◆ **OBJECTIVE**: Give only the number of lines in the data that include the string "Megnevezés".

Dataset items:
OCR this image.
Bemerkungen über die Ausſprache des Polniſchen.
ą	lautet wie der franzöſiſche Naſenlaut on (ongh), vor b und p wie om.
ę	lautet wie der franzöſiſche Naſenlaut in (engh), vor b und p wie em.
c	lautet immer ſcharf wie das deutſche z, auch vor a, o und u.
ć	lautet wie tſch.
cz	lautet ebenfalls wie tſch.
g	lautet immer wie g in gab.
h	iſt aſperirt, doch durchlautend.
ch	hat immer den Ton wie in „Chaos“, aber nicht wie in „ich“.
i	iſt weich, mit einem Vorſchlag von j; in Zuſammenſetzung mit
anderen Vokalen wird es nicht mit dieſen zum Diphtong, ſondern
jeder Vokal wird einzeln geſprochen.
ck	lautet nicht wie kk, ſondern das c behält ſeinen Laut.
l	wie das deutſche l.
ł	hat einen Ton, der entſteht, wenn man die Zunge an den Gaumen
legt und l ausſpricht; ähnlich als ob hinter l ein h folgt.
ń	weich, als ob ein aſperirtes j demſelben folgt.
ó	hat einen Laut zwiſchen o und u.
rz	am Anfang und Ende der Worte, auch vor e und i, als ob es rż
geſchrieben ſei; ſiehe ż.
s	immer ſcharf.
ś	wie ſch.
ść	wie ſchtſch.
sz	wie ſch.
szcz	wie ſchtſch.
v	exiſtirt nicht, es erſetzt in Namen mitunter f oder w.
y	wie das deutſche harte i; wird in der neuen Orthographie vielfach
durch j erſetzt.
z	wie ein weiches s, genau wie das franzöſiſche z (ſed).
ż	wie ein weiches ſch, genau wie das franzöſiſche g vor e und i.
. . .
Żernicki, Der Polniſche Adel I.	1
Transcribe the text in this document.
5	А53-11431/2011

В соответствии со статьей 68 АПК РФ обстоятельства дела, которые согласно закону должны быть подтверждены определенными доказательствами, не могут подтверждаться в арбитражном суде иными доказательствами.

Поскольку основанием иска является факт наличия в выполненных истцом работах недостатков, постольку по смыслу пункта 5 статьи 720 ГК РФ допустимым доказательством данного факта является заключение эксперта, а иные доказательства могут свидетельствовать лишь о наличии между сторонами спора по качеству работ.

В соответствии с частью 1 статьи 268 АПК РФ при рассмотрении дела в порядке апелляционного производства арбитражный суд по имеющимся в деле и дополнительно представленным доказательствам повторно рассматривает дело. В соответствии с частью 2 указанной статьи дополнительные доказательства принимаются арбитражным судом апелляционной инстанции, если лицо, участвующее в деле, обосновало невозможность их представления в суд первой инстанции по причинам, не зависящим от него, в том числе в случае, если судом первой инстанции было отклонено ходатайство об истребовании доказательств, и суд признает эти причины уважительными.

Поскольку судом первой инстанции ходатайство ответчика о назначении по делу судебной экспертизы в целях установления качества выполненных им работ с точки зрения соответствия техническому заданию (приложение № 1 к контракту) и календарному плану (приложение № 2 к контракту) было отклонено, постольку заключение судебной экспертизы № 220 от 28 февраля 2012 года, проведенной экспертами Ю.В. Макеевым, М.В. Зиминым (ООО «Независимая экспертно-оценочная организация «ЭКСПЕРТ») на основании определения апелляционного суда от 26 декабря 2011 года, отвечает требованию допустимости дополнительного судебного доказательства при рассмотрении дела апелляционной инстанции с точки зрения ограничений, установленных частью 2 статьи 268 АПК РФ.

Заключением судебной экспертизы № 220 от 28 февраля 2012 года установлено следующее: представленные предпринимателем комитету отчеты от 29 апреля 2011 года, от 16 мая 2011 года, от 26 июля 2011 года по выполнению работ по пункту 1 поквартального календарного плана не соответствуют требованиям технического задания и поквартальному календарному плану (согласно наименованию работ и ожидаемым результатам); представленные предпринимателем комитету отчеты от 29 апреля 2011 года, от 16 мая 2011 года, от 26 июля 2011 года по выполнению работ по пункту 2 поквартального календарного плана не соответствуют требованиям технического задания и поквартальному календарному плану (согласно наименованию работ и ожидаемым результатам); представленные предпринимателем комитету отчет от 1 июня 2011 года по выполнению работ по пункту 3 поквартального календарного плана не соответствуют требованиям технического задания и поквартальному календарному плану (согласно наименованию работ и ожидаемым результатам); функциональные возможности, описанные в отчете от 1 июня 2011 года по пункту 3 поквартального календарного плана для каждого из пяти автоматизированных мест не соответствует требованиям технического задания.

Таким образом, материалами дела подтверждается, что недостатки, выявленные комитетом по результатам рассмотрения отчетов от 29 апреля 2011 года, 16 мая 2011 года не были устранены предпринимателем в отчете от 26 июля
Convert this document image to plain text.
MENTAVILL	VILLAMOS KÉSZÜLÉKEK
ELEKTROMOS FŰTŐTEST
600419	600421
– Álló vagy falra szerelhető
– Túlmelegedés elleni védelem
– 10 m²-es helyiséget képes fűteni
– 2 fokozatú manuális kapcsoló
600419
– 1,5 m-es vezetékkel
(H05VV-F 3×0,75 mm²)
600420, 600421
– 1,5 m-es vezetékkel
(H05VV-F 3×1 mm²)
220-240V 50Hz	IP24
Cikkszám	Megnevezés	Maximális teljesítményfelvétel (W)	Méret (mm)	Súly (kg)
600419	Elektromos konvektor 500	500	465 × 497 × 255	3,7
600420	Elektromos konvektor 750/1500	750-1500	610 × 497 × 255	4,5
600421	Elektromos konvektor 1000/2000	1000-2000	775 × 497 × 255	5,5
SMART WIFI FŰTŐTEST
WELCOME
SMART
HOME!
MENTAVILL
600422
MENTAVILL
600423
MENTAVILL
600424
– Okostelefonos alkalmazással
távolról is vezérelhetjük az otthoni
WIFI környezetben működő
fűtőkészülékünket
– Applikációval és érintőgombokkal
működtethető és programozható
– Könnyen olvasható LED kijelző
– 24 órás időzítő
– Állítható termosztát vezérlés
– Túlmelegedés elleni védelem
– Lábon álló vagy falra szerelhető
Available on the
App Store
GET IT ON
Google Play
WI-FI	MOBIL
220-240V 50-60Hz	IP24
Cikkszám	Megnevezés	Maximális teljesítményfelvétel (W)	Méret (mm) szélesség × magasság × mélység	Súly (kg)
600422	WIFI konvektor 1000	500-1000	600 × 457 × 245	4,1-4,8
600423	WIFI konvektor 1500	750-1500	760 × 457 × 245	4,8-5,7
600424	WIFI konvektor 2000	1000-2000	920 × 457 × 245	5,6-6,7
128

◆ **EXPECTED ANSWER**: 2